[Stored records]
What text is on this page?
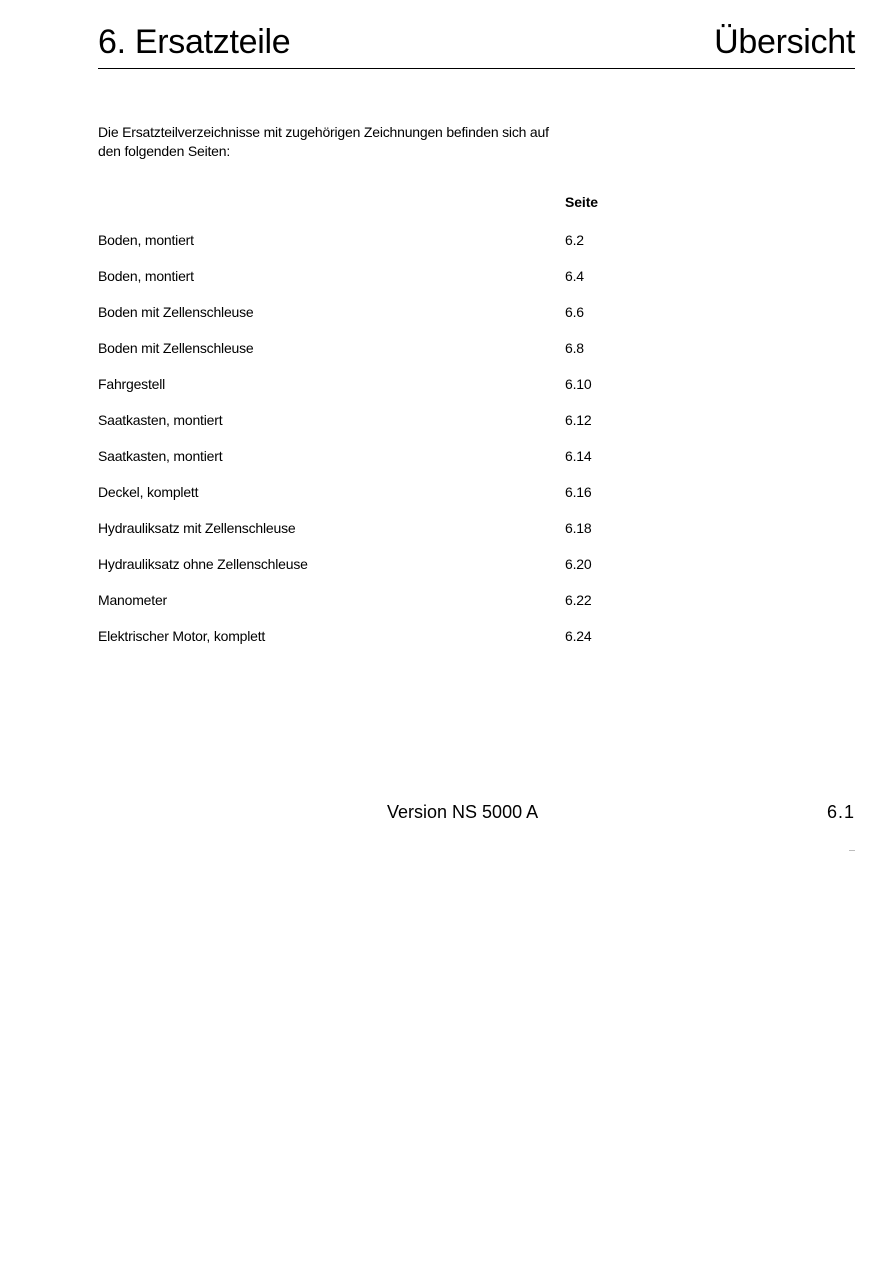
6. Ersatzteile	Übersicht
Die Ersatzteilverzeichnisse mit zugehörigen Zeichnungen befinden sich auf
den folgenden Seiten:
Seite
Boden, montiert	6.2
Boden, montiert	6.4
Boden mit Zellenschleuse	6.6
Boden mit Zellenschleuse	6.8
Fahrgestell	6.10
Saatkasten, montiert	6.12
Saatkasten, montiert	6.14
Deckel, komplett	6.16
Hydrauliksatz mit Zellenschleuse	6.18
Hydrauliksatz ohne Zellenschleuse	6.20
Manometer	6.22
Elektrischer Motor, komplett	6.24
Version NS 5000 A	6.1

--

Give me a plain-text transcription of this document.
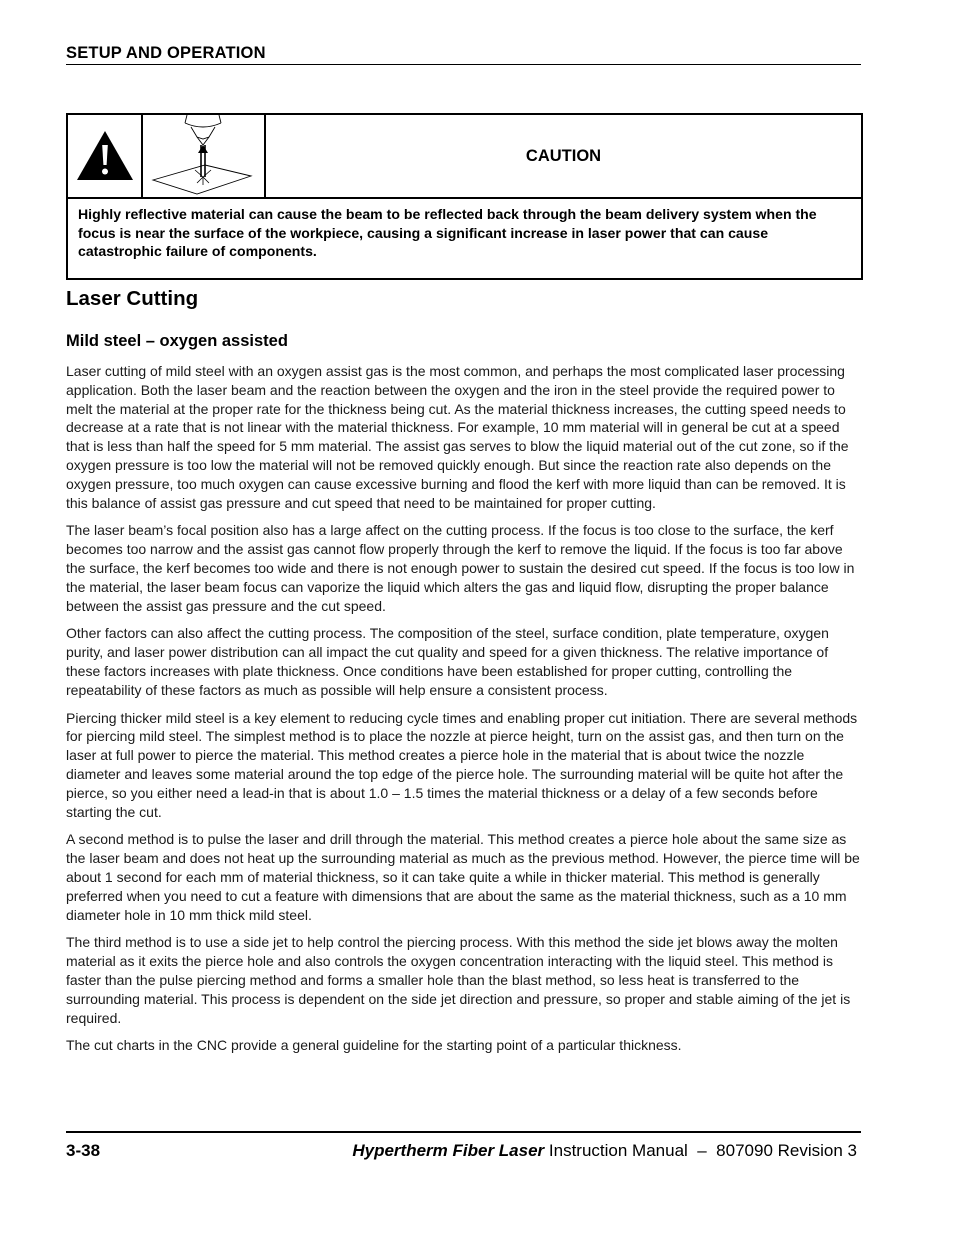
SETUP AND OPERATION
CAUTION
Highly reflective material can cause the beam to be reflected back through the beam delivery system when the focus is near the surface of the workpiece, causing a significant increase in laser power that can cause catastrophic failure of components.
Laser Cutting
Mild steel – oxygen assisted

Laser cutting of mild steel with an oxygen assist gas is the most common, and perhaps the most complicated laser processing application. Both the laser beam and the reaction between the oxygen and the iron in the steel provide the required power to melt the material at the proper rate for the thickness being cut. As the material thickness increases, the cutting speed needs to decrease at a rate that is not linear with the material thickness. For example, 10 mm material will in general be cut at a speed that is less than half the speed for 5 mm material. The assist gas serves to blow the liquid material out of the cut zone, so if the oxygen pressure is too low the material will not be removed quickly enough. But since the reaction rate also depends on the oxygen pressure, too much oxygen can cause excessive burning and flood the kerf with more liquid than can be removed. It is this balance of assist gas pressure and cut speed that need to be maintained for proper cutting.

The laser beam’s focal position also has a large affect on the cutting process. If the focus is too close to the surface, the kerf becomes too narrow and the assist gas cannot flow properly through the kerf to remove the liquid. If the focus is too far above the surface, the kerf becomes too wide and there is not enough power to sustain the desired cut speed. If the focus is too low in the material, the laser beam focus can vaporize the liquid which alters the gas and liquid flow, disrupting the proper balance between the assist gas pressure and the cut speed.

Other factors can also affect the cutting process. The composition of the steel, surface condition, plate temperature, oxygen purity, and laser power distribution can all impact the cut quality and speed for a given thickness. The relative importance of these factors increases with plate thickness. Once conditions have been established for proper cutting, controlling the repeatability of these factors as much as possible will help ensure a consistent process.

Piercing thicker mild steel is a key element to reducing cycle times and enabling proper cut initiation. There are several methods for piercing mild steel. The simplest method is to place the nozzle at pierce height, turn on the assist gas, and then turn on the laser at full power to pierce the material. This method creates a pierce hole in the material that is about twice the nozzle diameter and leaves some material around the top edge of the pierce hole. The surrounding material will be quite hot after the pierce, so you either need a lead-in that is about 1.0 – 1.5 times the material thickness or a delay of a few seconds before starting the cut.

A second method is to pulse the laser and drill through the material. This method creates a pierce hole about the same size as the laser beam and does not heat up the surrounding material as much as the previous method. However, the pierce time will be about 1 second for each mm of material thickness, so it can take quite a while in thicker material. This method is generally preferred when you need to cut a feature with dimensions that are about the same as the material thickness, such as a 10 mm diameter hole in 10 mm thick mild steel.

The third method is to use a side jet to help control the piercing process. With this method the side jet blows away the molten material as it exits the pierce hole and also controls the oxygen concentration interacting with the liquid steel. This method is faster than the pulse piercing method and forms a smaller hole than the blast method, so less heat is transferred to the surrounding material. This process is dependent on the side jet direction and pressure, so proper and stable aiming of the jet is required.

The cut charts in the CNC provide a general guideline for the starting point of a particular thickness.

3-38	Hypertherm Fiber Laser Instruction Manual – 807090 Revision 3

--

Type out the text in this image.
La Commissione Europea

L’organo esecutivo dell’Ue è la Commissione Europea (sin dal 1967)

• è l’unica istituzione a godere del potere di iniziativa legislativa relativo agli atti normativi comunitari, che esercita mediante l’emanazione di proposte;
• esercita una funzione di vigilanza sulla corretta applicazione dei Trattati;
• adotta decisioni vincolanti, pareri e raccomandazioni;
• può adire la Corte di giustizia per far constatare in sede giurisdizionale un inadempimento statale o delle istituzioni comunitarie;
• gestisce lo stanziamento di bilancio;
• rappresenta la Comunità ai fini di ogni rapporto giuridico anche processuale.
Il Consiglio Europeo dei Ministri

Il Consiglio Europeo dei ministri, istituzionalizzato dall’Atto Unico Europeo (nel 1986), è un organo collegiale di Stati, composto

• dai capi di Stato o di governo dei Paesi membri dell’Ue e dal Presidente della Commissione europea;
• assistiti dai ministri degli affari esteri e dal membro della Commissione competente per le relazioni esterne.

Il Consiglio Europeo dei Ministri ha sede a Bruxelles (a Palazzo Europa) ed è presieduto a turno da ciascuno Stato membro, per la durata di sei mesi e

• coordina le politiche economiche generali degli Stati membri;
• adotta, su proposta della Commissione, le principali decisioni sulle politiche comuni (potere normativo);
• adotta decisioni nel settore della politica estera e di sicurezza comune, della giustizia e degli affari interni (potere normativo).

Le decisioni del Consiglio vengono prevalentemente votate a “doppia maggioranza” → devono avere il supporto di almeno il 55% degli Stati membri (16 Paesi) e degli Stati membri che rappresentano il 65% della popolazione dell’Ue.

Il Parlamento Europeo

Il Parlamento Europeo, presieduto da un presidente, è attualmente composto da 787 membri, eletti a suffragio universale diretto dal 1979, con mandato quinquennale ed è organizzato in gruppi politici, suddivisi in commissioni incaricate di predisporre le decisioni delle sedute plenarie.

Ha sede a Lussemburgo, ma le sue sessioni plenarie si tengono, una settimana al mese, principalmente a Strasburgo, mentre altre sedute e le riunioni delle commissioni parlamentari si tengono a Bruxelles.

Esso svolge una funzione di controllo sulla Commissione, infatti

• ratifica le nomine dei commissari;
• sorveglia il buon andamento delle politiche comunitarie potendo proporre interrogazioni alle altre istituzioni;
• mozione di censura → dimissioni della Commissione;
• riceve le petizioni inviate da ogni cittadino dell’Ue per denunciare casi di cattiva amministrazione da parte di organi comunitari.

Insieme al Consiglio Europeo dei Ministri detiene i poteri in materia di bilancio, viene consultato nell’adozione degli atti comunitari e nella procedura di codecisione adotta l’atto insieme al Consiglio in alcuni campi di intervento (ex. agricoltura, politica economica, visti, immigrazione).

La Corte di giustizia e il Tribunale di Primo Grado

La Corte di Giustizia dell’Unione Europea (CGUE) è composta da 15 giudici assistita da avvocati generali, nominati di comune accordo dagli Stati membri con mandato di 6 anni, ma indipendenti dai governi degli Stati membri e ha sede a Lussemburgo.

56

PROBLEM STATEMENT:
Scan the material above. Copy each line where "politiche" occurs.

ANSWER FOR THIS EXERCISE:
• coordina le politiche economiche generali degli Stati membri;
• adotta, su proposta della Commissione, le principali decisioni sulle politiche comuni (potere normativo);
• sorveglia il buon andamento delle politiche comunitarie potendo proporre interrogazioni alle altre istituzioni;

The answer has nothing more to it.